TASK TO COMPLETE: Pick out every row below that contains the string "swatch" and copy each one in full.

>> START

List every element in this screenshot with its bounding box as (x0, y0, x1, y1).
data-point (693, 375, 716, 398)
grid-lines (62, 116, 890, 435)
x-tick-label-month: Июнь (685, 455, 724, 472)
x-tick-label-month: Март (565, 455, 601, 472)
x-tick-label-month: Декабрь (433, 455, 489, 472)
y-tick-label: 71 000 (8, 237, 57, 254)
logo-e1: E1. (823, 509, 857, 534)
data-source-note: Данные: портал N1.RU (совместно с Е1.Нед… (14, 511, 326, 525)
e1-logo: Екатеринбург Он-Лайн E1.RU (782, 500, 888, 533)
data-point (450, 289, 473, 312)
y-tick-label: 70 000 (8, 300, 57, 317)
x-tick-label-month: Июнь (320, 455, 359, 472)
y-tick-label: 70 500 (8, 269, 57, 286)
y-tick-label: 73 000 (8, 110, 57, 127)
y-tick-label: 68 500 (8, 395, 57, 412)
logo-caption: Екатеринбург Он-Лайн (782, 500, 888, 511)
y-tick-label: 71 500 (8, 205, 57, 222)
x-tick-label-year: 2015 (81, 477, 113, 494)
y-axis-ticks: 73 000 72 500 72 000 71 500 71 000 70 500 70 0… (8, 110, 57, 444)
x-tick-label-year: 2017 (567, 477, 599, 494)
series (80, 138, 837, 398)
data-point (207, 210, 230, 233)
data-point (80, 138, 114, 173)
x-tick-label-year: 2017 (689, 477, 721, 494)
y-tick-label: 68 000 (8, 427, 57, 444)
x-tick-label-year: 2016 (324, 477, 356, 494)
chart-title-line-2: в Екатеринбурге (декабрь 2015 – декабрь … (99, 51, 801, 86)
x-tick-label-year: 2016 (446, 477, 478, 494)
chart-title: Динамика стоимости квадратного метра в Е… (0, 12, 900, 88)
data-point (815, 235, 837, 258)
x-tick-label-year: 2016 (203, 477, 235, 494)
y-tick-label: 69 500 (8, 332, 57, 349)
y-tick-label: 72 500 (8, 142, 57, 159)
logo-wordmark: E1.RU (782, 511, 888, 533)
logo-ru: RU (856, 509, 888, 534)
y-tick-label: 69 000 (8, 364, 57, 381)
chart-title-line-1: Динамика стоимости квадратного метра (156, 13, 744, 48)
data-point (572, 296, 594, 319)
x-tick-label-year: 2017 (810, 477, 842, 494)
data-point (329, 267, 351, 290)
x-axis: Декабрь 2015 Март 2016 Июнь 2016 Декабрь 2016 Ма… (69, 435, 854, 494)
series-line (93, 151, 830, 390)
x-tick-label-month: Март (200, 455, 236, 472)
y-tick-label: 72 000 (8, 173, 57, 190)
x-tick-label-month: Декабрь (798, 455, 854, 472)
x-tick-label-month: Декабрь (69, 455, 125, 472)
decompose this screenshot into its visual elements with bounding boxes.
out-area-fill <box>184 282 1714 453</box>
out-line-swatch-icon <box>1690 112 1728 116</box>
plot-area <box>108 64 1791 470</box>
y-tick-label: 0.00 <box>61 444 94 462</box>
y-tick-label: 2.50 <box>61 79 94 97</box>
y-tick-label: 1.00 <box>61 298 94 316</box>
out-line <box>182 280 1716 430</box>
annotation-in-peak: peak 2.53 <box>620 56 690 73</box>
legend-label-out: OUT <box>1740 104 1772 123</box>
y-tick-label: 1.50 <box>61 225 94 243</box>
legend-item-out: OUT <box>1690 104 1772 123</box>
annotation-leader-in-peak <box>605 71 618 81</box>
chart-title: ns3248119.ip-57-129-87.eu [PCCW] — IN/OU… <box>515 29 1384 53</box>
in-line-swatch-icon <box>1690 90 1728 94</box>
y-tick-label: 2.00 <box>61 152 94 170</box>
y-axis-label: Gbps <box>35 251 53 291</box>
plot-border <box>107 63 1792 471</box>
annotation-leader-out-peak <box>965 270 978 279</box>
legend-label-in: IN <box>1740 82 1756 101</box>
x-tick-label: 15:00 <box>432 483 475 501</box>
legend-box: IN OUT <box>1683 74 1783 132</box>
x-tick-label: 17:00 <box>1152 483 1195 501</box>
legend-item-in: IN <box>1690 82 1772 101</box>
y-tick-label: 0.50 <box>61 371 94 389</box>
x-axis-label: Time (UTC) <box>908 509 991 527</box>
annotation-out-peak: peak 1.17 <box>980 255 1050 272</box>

>> END

TASK ANSWER:
out-line-swatch-icon <box>1690 112 1728 116</box>
in-line-swatch-icon <box>1690 90 1728 94</box>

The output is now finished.